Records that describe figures
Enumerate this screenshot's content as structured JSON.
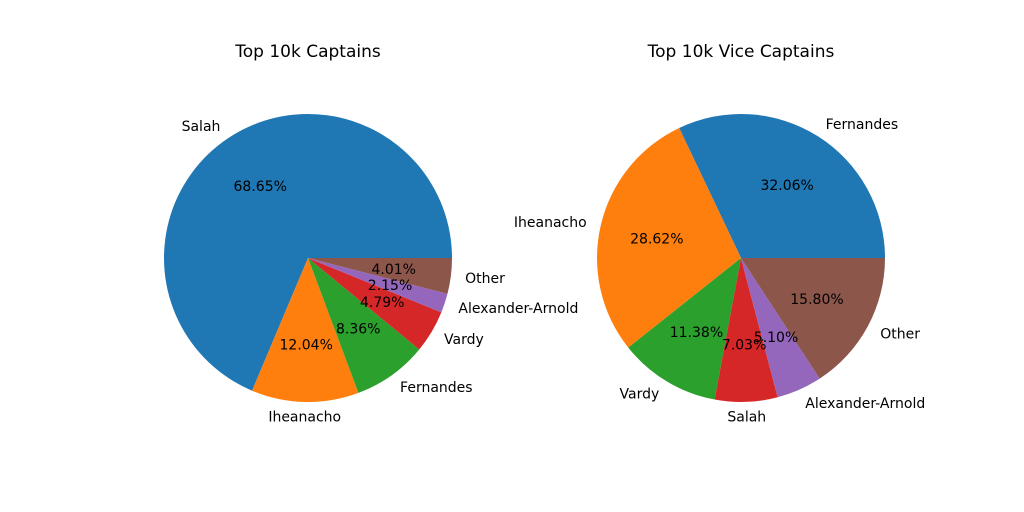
{
  "chart_data": [
    {
      "type": "pie",
      "title": "Top 10k Captains",
      "labels": [
        "Salah",
        "Iheanacho",
        "Fernandes",
        "Vardy",
        "Alexander-Arnold",
        "Other"
      ],
      "values": [
        68.65,
        12.04,
        8.36,
        4.79,
        2.15,
        4.01
      ],
      "value_labels": [
        "68.65%",
        "12.04%",
        "8.36%",
        "4.79%",
        "2.15%",
        "4.01%"
      ],
      "colors": [
        "#1f77b4",
        "#ff7f0e",
        "#2ca02c",
        "#d62728",
        "#9467bd",
        "#8c564b"
      ],
      "start_angle_deg": 0,
      "direction": "counterclockwise"
    },
    {
      "type": "pie",
      "title": "Top 10k Vice Captains",
      "labels": [
        "Fernandes",
        "Iheanacho",
        "Vardy",
        "Salah",
        "Alexander-Arnold",
        "Other"
      ],
      "values": [
        32.06,
        28.62,
        11.38,
        7.03,
        5.1,
        15.8
      ],
      "value_labels": [
        "32.06%",
        "28.62%",
        "11.38%",
        "7.03%",
        "5.10%",
        "15.80%"
      ],
      "colors": [
        "#1f77b4",
        "#ff7f0e",
        "#2ca02c",
        "#d62728",
        "#9467bd",
        "#8c564b"
      ],
      "start_angle_deg": 0,
      "direction": "counterclockwise"
    }
  ]
}
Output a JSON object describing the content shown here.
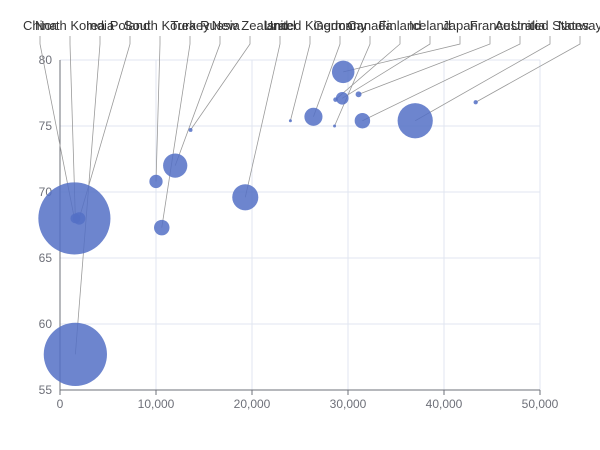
{
  "chart_data": {
    "type": "scatter",
    "subtype": "bubble",
    "title": "",
    "xlabel": "",
    "ylabel": "",
    "xlim": [
      0,
      50000
    ],
    "ylim": [
      55,
      80
    ],
    "x_ticks": [
      0,
      10000,
      20000,
      30000,
      40000,
      50000
    ],
    "y_ticks": [
      55,
      60,
      65,
      70,
      75,
      80
    ],
    "grid": true,
    "legend": "none",
    "color": "#5470c6",
    "series": [
      {
        "points": [
          {
            "name": "North Korea",
            "x": 1600,
            "y": 68.0,
            "size": 24000000
          },
          {
            "name": "Poland",
            "x": 2000,
            "y": 68.0,
            "size": 38000000
          },
          {
            "name": "China",
            "x": 1500,
            "y": 68.0,
            "size": 1300000000
          },
          {
            "name": "India",
            "x": 1600,
            "y": 57.7,
            "size": 1000000000
          },
          {
            "name": "South Korea",
            "x": 10000,
            "y": 70.8,
            "size": 44000000
          },
          {
            "name": "Turkey",
            "x": 10600,
            "y": 67.3,
            "size": 60000000
          },
          {
            "name": "Russia",
            "x": 12000,
            "y": 72.0,
            "size": 147000000
          },
          {
            "name": "New Zealand",
            "x": 13600,
            "y": 74.7,
            "size": 3800000
          },
          {
            "name": "Israel",
            "x": 19300,
            "y": 69.6,
            "size": 170000000
          },
          {
            "name": "United Kingdom",
            "x": 24000,
            "y": 75.4,
            "size": 1500000
          },
          {
            "name": "Germany",
            "x": 26400,
            "y": 75.7,
            "size": 82000000
          },
          {
            "name": "Canada",
            "x": 28600,
            "y": 75.0,
            "size": 1600000
          },
          {
            "name": "Finland",
            "x": 28700,
            "y": 77.0,
            "size": 5100000
          },
          {
            "name": "Iceland",
            "x": 29400,
            "y": 77.1,
            "size": 40000000
          },
          {
            "name": "Japan",
            "x": 29500,
            "y": 79.1,
            "size": 127000000
          },
          {
            "name": "France",
            "x": 31100,
            "y": 77.4,
            "size": 8900000
          },
          {
            "name": "Australia",
            "x": 31500,
            "y": 75.4,
            "size": 60000000
          },
          {
            "name": "United States",
            "x": 37000,
            "y": 75.4,
            "size": 310000000
          },
          {
            "name": "Norway",
            "x": 43300,
            "y": 76.8,
            "size": 4600000
          }
        ]
      }
    ]
  }
}
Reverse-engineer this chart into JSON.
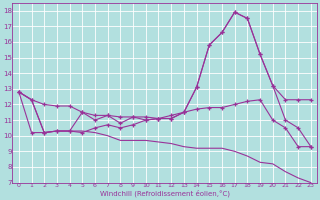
{
  "xlabel": "Windchill (Refroidissement éolien,°C)",
  "background_color": "#b2e0df",
  "grid_color": "#ffffff",
  "line_color": "#993399",
  "xlim": [
    -0.5,
    23.5
  ],
  "ylim": [
    7,
    18.5
  ],
  "yticks": [
    7,
    8,
    9,
    10,
    11,
    12,
    13,
    14,
    15,
    16,
    17,
    18
  ],
  "xticks": [
    0,
    1,
    2,
    3,
    4,
    5,
    6,
    7,
    8,
    9,
    10,
    11,
    12,
    13,
    14,
    15,
    16,
    17,
    18,
    19,
    20,
    21,
    22,
    23
  ],
  "line1_x": [
    0,
    1,
    2,
    3,
    4,
    5,
    6,
    7,
    8,
    9,
    10,
    11,
    12,
    13,
    14,
    15,
    16,
    17,
    18,
    19,
    20,
    21,
    22,
    23
  ],
  "line1_y": [
    12.8,
    12.3,
    12.0,
    11.9,
    11.9,
    11.5,
    11.3,
    11.3,
    11.2,
    11.2,
    11.2,
    11.1,
    11.1,
    11.5,
    13.1,
    15.8,
    16.6,
    17.9,
    17.5,
    15.2,
    13.2,
    12.3,
    12.3,
    12.3
  ],
  "line2_x": [
    0,
    1,
    2,
    3,
    4,
    5,
    6,
    7,
    8,
    9,
    10,
    11,
    12,
    13,
    14,
    15,
    16,
    17,
    18,
    19,
    20,
    21,
    22,
    23
  ],
  "line2_y": [
    12.8,
    12.3,
    10.2,
    10.3,
    10.3,
    11.5,
    11.0,
    11.3,
    10.8,
    11.2,
    11.0,
    11.1,
    11.1,
    11.5,
    13.1,
    15.8,
    16.6,
    17.9,
    17.5,
    15.2,
    13.2,
    11.0,
    10.5,
    9.3
  ],
  "line3_x": [
    0,
    1,
    2,
    3,
    4,
    5,
    6,
    7,
    8,
    9,
    10,
    11,
    12,
    13,
    14,
    15,
    16,
    17,
    18,
    19,
    20,
    21,
    22,
    23
  ],
  "line3_y": [
    12.8,
    12.3,
    10.2,
    10.3,
    10.3,
    10.3,
    10.2,
    10.0,
    9.7,
    9.7,
    9.7,
    9.6,
    9.5,
    9.3,
    9.2,
    9.2,
    9.2,
    9.0,
    8.7,
    8.3,
    8.2,
    7.7,
    7.3,
    7.0
  ],
  "line4_x": [
    0,
    1,
    2,
    3,
    4,
    5,
    6,
    7,
    8,
    9,
    10,
    11,
    12,
    13,
    14,
    15,
    16,
    17,
    18,
    19,
    20,
    21,
    22,
    23
  ],
  "line4_y": [
    12.8,
    10.2,
    10.2,
    10.3,
    10.3,
    10.2,
    10.5,
    10.7,
    10.5,
    10.7,
    11.0,
    11.1,
    11.3,
    11.5,
    11.7,
    11.8,
    11.8,
    12.0,
    12.2,
    12.3,
    11.0,
    10.5,
    9.3,
    9.3
  ]
}
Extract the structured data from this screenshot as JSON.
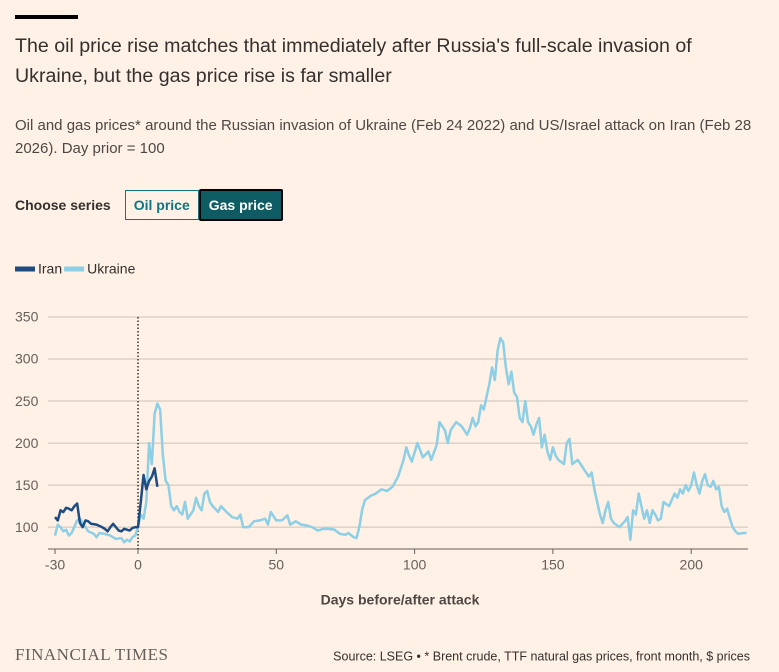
{
  "chart_data": {
    "type": "line",
    "title": "The oil price rise matches that immediately after Russia's full-scale invasion of Ukraine, but the gas price rise is far smaller",
    "subtitle": "Oil and gas prices* around the Russian invasion of Ukraine (Feb 24 2022) and US/Israel attack on Iran (Feb 28 2026). Day prior = 100",
    "controls": {
      "label": "Choose series",
      "options": [
        "Oil price",
        "Gas price"
      ],
      "selected": 1
    },
    "x_label": "Days before/after attack",
    "source": "Source: LSEG • * Brent crude, TTF natural gas prices, front month, $ prices",
    "brand": "FINANCIAL TIMES",
    "xlim": [
      -32,
      221
    ],
    "xticks": [
      -30,
      0,
      50,
      100,
      150,
      200
    ],
    "ylim": [
      74,
      350
    ],
    "yticks": [
      100,
      150,
      200,
      250,
      300,
      350
    ],
    "grid": true,
    "vline": 0,
    "series": [
      {
        "name": "Iran",
        "color": "#1e4b82",
        "x": [
          -30,
          -29,
          -28,
          -27,
          -26,
          -25,
          -24,
          -23,
          -22,
          -21,
          -20,
          -19,
          -18,
          -17,
          -15,
          -13,
          -12,
          -11,
          -10,
          -9,
          -8,
          -7,
          -6,
          -5,
          -4,
          -3,
          -2,
          -1,
          0,
          1,
          2,
          3,
          4,
          5,
          6,
          7
        ],
        "values": [
          112,
          108,
          120,
          118,
          123,
          122,
          120,
          125,
          128,
          105,
          100,
          108,
          107,
          104,
          103,
          100,
          98,
          95,
          100,
          104,
          100,
          96,
          95,
          98,
          97,
          96,
          99,
          100,
          100,
          130,
          162,
          145,
          155,
          160,
          170,
          148
        ]
      },
      {
        "name": "Ukraine",
        "color": "#8ccfe6",
        "x": [
          -30,
          -29,
          -28,
          -27,
          -26,
          -25,
          -24,
          -22,
          -21,
          -20,
          -19,
          -18,
          -16,
          -15,
          -14,
          -12,
          -10,
          -8,
          -6,
          -5,
          -4,
          -3,
          -2,
          -1,
          0,
          1,
          2,
          3,
          4,
          5,
          6,
          7,
          8,
          9,
          10,
          11,
          12,
          13,
          14,
          15,
          16,
          17,
          18,
          20,
          21,
          22,
          23,
          24,
          25,
          26,
          27,
          29,
          30,
          32,
          34,
          36,
          37,
          38,
          40,
          42,
          44,
          46,
          47,
          48,
          50,
          52,
          54,
          55,
          57,
          59,
          61,
          63,
          65,
          67,
          69,
          71,
          73,
          75,
          76,
          78,
          79,
          80,
          81,
          82,
          84,
          86,
          88,
          90,
          92,
          94,
          96,
          97,
          98,
          99,
          101,
          103,
          105,
          106,
          108,
          109,
          110,
          111,
          112,
          113,
          115,
          117,
          119,
          120,
          121,
          122,
          123,
          124,
          125,
          126,
          127,
          128,
          129,
          130,
          131,
          132,
          133,
          134,
          135,
          136,
          137,
          138,
          139,
          140,
          141,
          142,
          143,
          144,
          145,
          146,
          147,
          148,
          149,
          150,
          151,
          152,
          154,
          155,
          156,
          157,
          159,
          160,
          162,
          163,
          164,
          165,
          166,
          167,
          168,
          169,
          170,
          171,
          172,
          174,
          176,
          177,
          178,
          179,
          180,
          181,
          182,
          183,
          184,
          185,
          186,
          187,
          188,
          189,
          190,
          192,
          194,
          195,
          196,
          197,
          198,
          199,
          200,
          201,
          202,
          203,
          204,
          205,
          206,
          207,
          208,
          209,
          210,
          211,
          212,
          213,
          214,
          215,
          216,
          217,
          219,
          220
        ],
        "values": [
          90,
          103,
          100,
          95,
          97,
          90,
          93,
          108,
          110,
          105,
          100,
          95,
          92,
          88,
          93,
          92,
          90,
          86,
          87,
          82,
          85,
          83,
          88,
          90,
          100,
          115,
          110,
          130,
          200,
          175,
          235,
          247,
          240,
          185,
          155,
          150,
          125,
          120,
          125,
          118,
          115,
          130,
          110,
          120,
          135,
          125,
          120,
          140,
          143,
          130,
          125,
          118,
          125,
          118,
          112,
          110,
          115,
          100,
          100,
          107,
          108,
          110,
          103,
          118,
          108,
          108,
          114,
          103,
          107,
          103,
          102,
          100,
          96,
          98,
          98,
          97,
          92,
          91,
          93,
          88,
          87,
          100,
          120,
          132,
          137,
          140,
          145,
          143,
          148,
          160,
          180,
          195,
          185,
          178,
          200,
          183,
          190,
          180,
          198,
          225,
          220,
          215,
          200,
          215,
          225,
          220,
          210,
          218,
          230,
          220,
          225,
          245,
          240,
          255,
          270,
          290,
          275,
          310,
          325,
          320,
          290,
          270,
          285,
          260,
          255,
          230,
          225,
          250,
          225,
          220,
          210,
          222,
          230,
          195,
          210,
          190,
          180,
          195,
          185,
          180,
          175,
          200,
          205,
          175,
          180,
          175,
          165,
          160,
          165,
          145,
          130,
          115,
          105,
          120,
          130,
          110,
          105,
          100,
          107,
          112,
          85,
          120,
          115,
          140,
          125,
          110,
          120,
          105,
          120,
          115,
          108,
          110,
          130,
          125,
          140,
          135,
          145,
          140,
          150,
          143,
          150,
          165,
          150,
          140,
          155,
          163,
          150,
          148,
          155,
          145,
          148,
          125,
          118,
          122,
          110,
          100,
          95,
          92,
          93,
          93
        ]
      }
    ]
  }
}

**Short exercise**
Search the records for the word "prices". Copy every line that has it.

**Completed task**
    "subtitle": "Oil and gas prices* around the Russian invasion of Ukraine (Feb 24 2022) and US/Israel attack on Iran (Feb 28 2026). Day prior = 100",
    "source": "Source: LSEG • * Brent crude, TTF natural gas prices, front month, $ prices",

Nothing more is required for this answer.